Element position data:

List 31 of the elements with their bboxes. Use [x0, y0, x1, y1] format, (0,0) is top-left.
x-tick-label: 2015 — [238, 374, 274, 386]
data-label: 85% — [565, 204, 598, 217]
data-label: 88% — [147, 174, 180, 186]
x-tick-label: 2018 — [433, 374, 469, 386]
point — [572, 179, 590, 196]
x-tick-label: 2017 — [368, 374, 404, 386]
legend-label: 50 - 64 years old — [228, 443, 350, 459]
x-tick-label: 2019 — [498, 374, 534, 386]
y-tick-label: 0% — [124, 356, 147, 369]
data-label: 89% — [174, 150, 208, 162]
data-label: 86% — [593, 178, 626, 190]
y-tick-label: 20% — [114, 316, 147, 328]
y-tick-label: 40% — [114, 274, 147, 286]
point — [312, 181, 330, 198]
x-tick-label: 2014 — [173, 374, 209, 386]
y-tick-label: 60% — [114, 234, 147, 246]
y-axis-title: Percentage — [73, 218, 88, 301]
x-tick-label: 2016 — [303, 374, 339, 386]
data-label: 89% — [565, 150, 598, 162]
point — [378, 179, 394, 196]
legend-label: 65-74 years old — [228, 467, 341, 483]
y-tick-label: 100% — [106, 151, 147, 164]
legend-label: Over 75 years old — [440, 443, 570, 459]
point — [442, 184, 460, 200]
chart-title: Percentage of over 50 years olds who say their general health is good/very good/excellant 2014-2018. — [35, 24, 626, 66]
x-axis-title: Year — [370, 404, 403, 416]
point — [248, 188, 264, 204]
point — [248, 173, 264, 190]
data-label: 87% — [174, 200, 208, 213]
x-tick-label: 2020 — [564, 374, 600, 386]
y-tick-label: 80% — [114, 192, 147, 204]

_Exercise description:_ Rewrite every line of the material above as a numbered list, omitting any blank lines.

_Solved exercise:_
1. List 31 of the elements with their bboxes. Use [x0, y0, x1, y1] format, (0,0) is top-left.
2. x-tick-label: 2015 — [238, 374, 274, 386]
3. data-label: 85% — [565, 204, 598, 217]
4. data-label: 88% — [147, 174, 180, 186]
5. x-tick-label: 2018 — [433, 374, 469, 386]
6. point — [572, 179, 590, 196]
7. x-tick-label: 2017 — [368, 374, 404, 386]
8. legend-label: 50 - 64 years old — [228, 443, 350, 459]
9. x-tick-label: 2019 — [498, 374, 534, 386]
10. y-tick-label: 0% — [124, 356, 147, 369]
11. data-label: 89% — [174, 150, 208, 162]
12. data-label: 86% — [593, 178, 626, 190]
13. y-tick-label: 20% — [114, 316, 147, 328]
14. y-tick-label: 40% — [114, 274, 147, 286]
15. point — [312, 181, 330, 198]
16. x-tick-label: 2014 — [173, 374, 209, 386]
17. y-tick-label: 60% — [114, 234, 147, 246]
18. y-axis-title: Percentage — [73, 218, 88, 301]
19. x-tick-label: 2016 — [303, 374, 339, 386]
20. data-label: 89% — [565, 150, 598, 162]
21. point — [378, 179, 394, 196]
22. legend-label: 65-74 years old — [228, 467, 341, 483]
23. y-tick-label: 100% — [106, 151, 147, 164]
24. legend-label: Over 75 years old — [440, 443, 570, 459]
25. point — [442, 184, 460, 200]
26. chart-title: Percentage of over 50 years olds who say their general health is good/very good/excellant 2014-2018. — [35, 24, 626, 66]
27. x-axis-title: Year — [370, 404, 403, 416]
28. point — [248, 188, 264, 204]
29. point — [248, 173, 264, 190]
30. data-label: 87% — [174, 200, 208, 213]
31. x-tick-label: 2020 — [564, 374, 600, 386]
32. y-tick-label: 80% — [114, 192, 147, 204]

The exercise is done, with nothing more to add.